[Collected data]

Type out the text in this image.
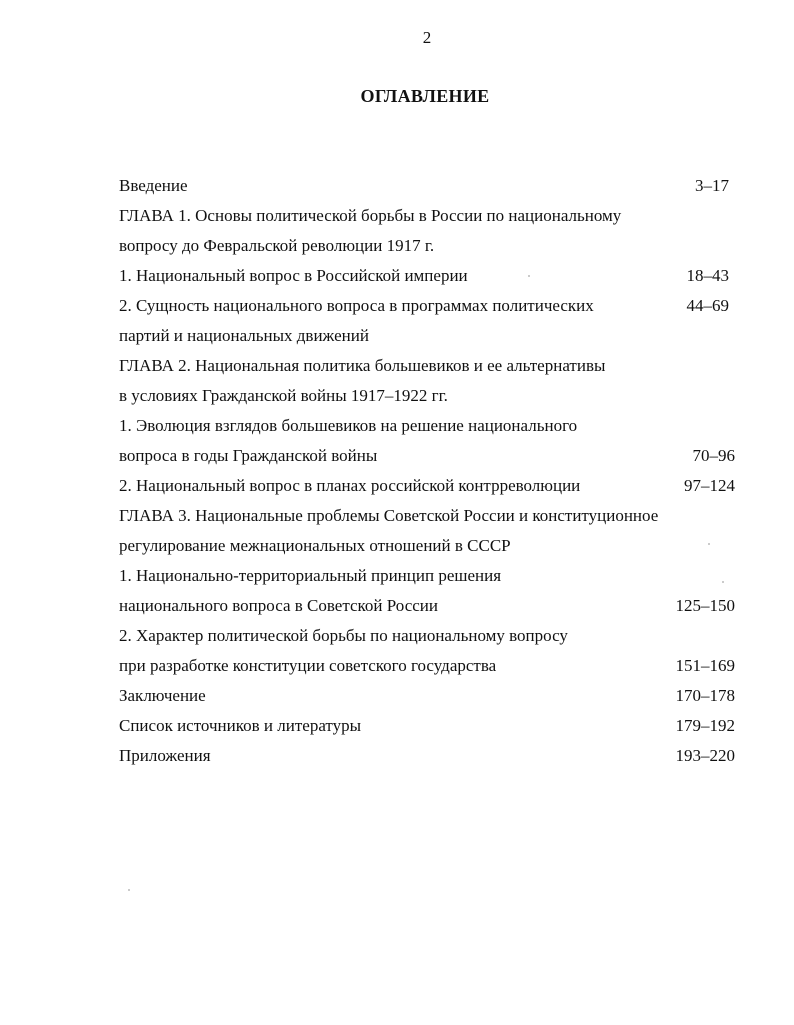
2
ОГЛАВЛЕНИЕ
Введение	3–17
ГЛАВА 1. Основы политической борьбы в России по национальному
вопросу до Февральской революции 1917 г.
1. Национальный вопрос в Российской империи	18–43
2. Сущность национального вопроса в программах политических	44–69
партий и национальных движений
ГЛАВА 2. Национальная политика большевиков и ее альтернативы
в условиях Гражданской войны 1917–1922 гг.
1. Эволюция взглядов большевиков на решение национального
вопроса в годы Гражданской войны	70–96
2. Национальный вопрос в планах российской контрреволюции	97–124
ГЛАВА 3. Национальные проблемы Советской России и конституционное
регулирование межнациональных отношений в СССР
1. Национально-территориальный принцип решения
национального вопроса в Советской России	125–150
2. Характер политической борьбы по национальному вопросу
при разработке конституции советского государства	151–169
Заключение	170–178
Список источников и литературы	179–192
Приложения	193–220
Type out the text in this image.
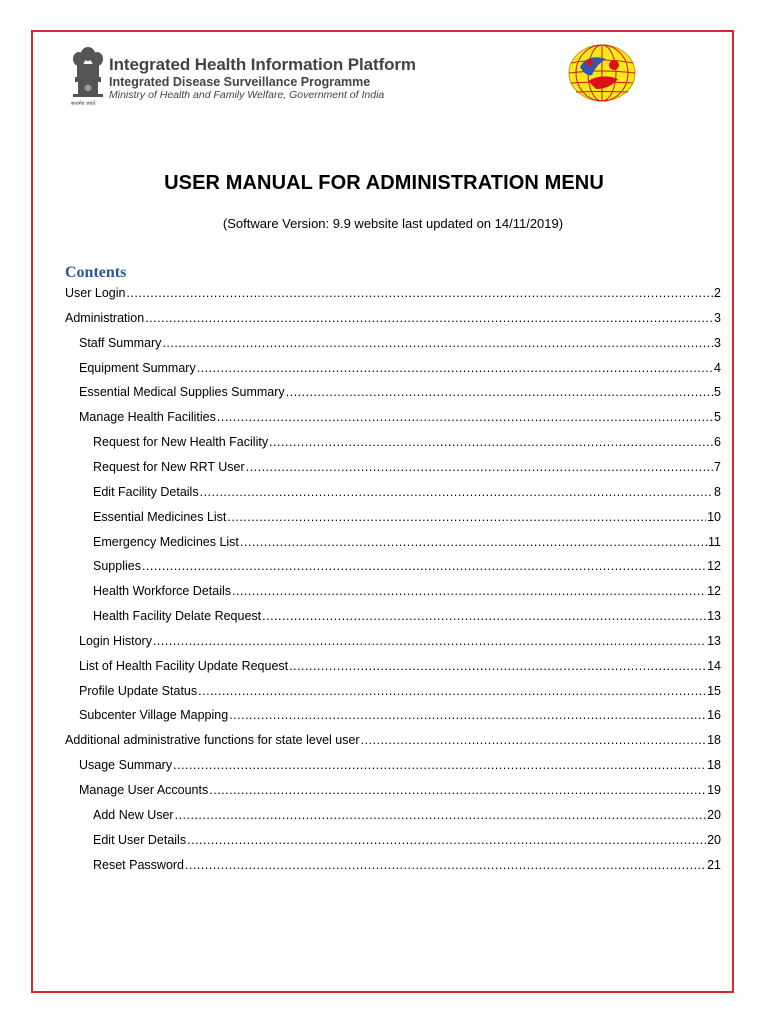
सत्यमेव जयते
Integrated Health Information Platform
Integrated Disease Surveillance Programme
Ministry of Health and Family Welfare, Government of India
USER MANUAL FOR ADMINISTRATION MENU
(Software Version: 9.9 website last updated on 14/11/2019)
Contents
User Login .....	2
Administration .....	3
Staff Summary .....	3
Equipment Summary .....	4
Essential Medical Supplies Summary .....	5
Manage Health Facilities .....	5
Request for New Health Facility .....	6
Request for New RRT User .....	7
Edit Facility Details .....	8
Essential Medicines List .....	10
Emergency Medicines List .....	11
Supplies .....	12
Health Workforce Details .....	12
Health Facility Delate Request .....	13
Login History .....	13
List of Health Facility Update Request .....	14
Profile Update Status .....	15
Subcenter Village Mapping .....	16
Additional administrative functions for state level user .....	18
Usage Summary .....	18
Manage User Accounts .....	19
Add New User .....	20
Edit User Details .....	20
Reset Password .....	21
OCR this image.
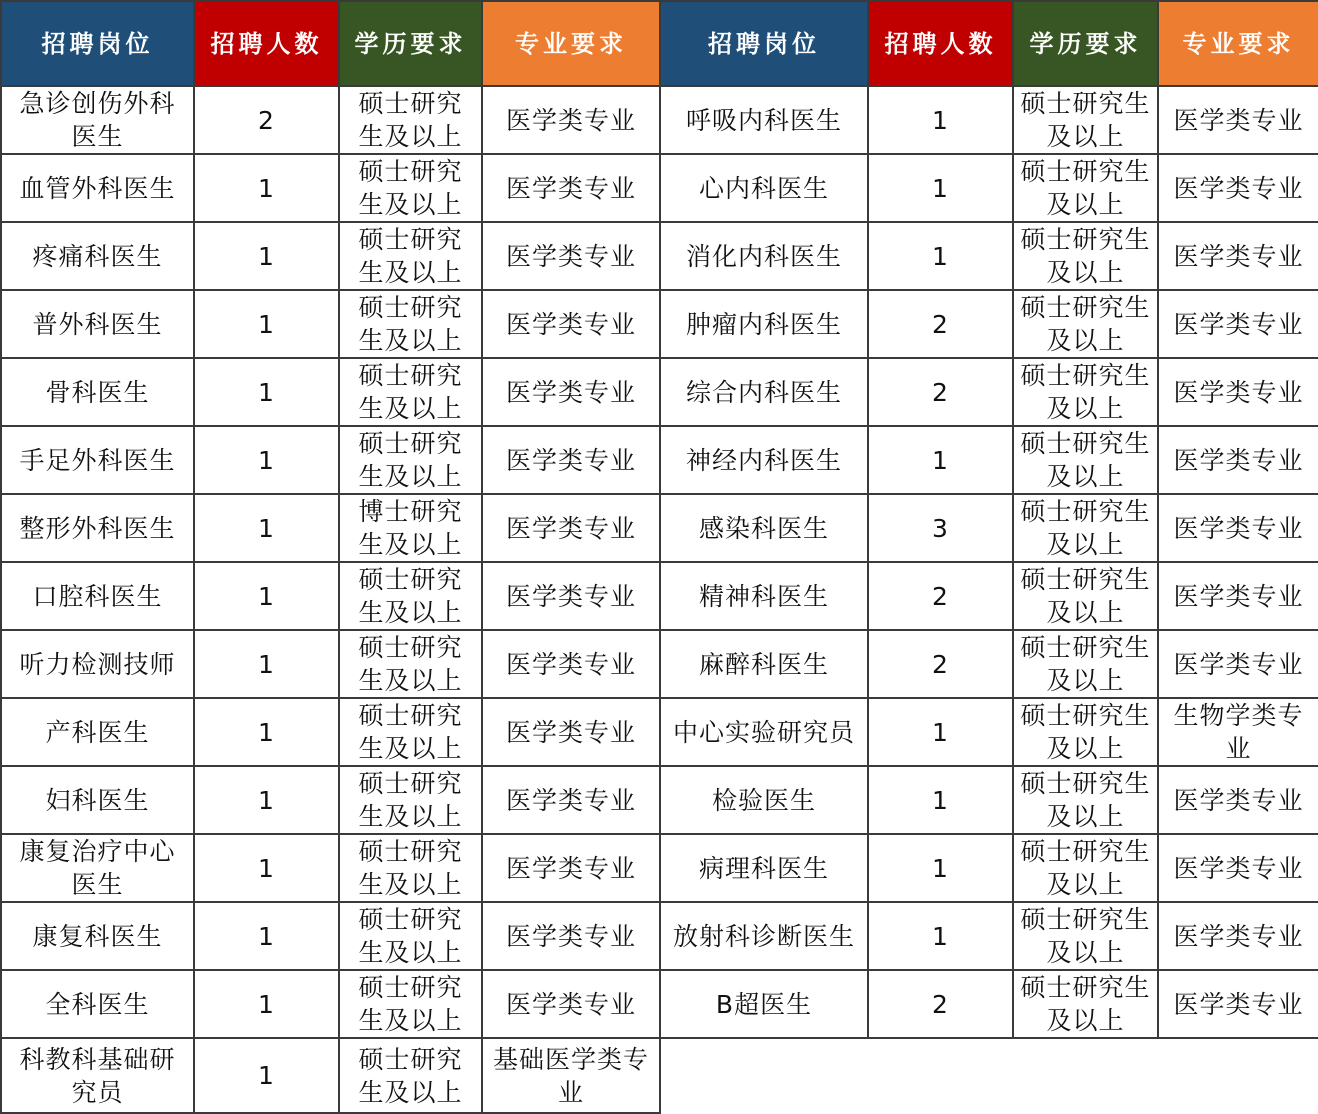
招聘岗位	招聘人数	学历要求	专业要求	招聘岗位	招聘人数	学历要求	专业要求
急诊创伤外科医生	2	硕士研究生及以上	医学类专业	呼吸内科医生	1	硕士研究生及以上	医学类专业
血管外科医生	1	硕士研究生及以上	医学类专业	心内科医生	1	硕士研究生及以上	医学类专业
疼痛科医生	1	硕士研究生及以上	医学类专业	消化内科医生	1	硕士研究生及以上	医学类专业
普外科医生	1	硕士研究生及以上	医学类专业	肿瘤内科医生	2	硕士研究生及以上	医学类专业
骨科医生	1	硕士研究生及以上	医学类专业	综合内科医生	2	硕士研究生及以上	医学类专业
手足外科医生	1	硕士研究生及以上	医学类专业	神经内科医生	1	硕士研究生及以上	医学类专业
整形外科医生	1	博士研究生及以上	医学类专业	感染科医生	3	硕士研究生及以上	医学类专业
口腔科医生	1	硕士研究生及以上	医学类专业	精神科医生	2	硕士研究生及以上	医学类专业
听力检测技师	1	硕士研究生及以上	医学类专业	麻醉科医生	2	硕士研究生及以上	医学类专业
产科医生	1	硕士研究生及以上	医学类专业	中心实验研究员	1	硕士研究生及以上	生物学类专业
妇科医生	1	硕士研究生及以上	医学类专业	检验医生	1	硕士研究生及以上	医学类专业
康复治疗中心医生	1	硕士研究生及以上	医学类专业	病理科医生	1	硕士研究生及以上	医学类专业
康复科医生	1	硕士研究生及以上	医学类专业	放射科诊断医生	1	硕士研究生及以上	医学类专业
全科医生	1	硕士研究生及以上	医学类专业	B超医生	2	硕士研究生及以上	医学类专业
科教科基础研究员	1	硕士研究生及以上	基础医学类专业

• _Problem description_: Take the records above and transcribe them exactly, dropping every picture.

• _Task result_:
Type out the text in this image.
2
ОГЛАВЛЕНИЕ
Введение	3–17
ГЛАВА 1. Основы политической борьбы в России по национальному
вопросу до Февральской революции 1917 г.
1. Национальный вопрос в Российской империи	18–43
2. Сущность национального вопроса в программах политических	44–69
партий и национальных движений
ГЛАВА 2. Национальная политика большевиков и ее альтернативы
в условиях Гражданской войны 1917–1922 гг.
1. Эволюция взглядов большевиков на решение национального
вопроса в годы Гражданской войны	70–96
2. Национальный вопрос в планах российской контрреволюции	97–124
ГЛАВА 3. Национальные проблемы Советской России и конституционное
регулирование межнациональных отношений в СССР
1. Национально-территориальный принцип решения
национального вопроса в Советской России	125–150
2. Характер политической борьбы по национальному вопросу
при разработке конституции советского государства	151–169
Заключение	170–178
Список источников и литературы	179–192
Приложения	193–220
Type out the text in this image.
सत्यमेव जयते
Integrated Health Information Platform
Integrated Disease Surveillance Programme
Ministry of Health and Family Welfare, Government of India
USER MANUAL FOR ADMINISTRATION MENU
(Software Version: 9.9 website last updated on 14/11/2019)
Contents
User Login .....	2
Administration .....	3
Staff Summary .....	3
Equipment Summary .....	4
Essential Medical Supplies Summary .....	5
Manage Health Facilities .....	5
Request for New Health Facility .....	6
Request for New RRT User .....	7
Edit Facility Details .....	8
Essential Medicines List .....	10
Emergency Medicines List .....	11
Supplies .....	12
Health Workforce Details .....	12
Health Facility Delate Request .....	13
Login History .....	13
List of Health Facility Update Request .....	14
Profile Update Status .....	15
Subcenter Village Mapping .....	16
Additional administrative functions for state level user .....	18
Usage Summary .....	18
Manage User Accounts .....	19
Add New User .....	20
Edit User Details .....	20
Reset Password .....	21
OCR this image.
招聘岗位	招聘人数	学历要求	专业要求	招聘岗位	招聘人数	学历要求	专业要求
急诊创伤外科医生	2	硕士研究生及以上	医学类专业	呼吸内科医生	1	硕士研究生及以上	医学类专业
血管外科医生	1	硕士研究生及以上	医学类专业	心内科医生	1	硕士研究生及以上	医学类专业
疼痛科医生	1	硕士研究生及以上	医学类专业	消化内科医生	1	硕士研究生及以上	医学类专业
普外科医生	1	硕士研究生及以上	医学类专业	肿瘤内科医生	2	硕士研究生及以上	医学类专业
骨科医生	1	硕士研究生及以上	医学类专业	综合内科医生	2	硕士研究生及以上	医学类专业
手足外科医生	1	硕士研究生及以上	医学类专业	神经内科医生	1	硕士研究生及以上	医学类专业
整形外科医生	1	博士研究生及以上	医学类专业	感染科医生	3	硕士研究生及以上	医学类专业
口腔科医生	1	硕士研究生及以上	医学类专业	精神科医生	2	硕士研究生及以上	医学类专业
听力检测技师	1	硕士研究生及以上	医学类专业	麻醉科医生	2	硕士研究生及以上	医学类专业
产科医生	1	硕士研究生及以上	医学类专业	中心实验研究员	1	硕士研究生及以上	生物学类专业
妇科医生	1	硕士研究生及以上	医学类专业	检验医生	1	硕士研究生及以上	医学类专业
康复治疗中心医生	1	硕士研究生及以上	医学类专业	病理科医生	1	硕士研究生及以上	医学类专业
康复科医生	1	硕士研究生及以上	医学类专业	放射科诊断医生	1	硕士研究生及以上	医学类专业
全科医生	1	硕士研究生及以上	医学类专业	B超医生	2	硕士研究生及以上	医学类专业
科教科基础研究员	1	硕士研究生及以上	基础医学类专业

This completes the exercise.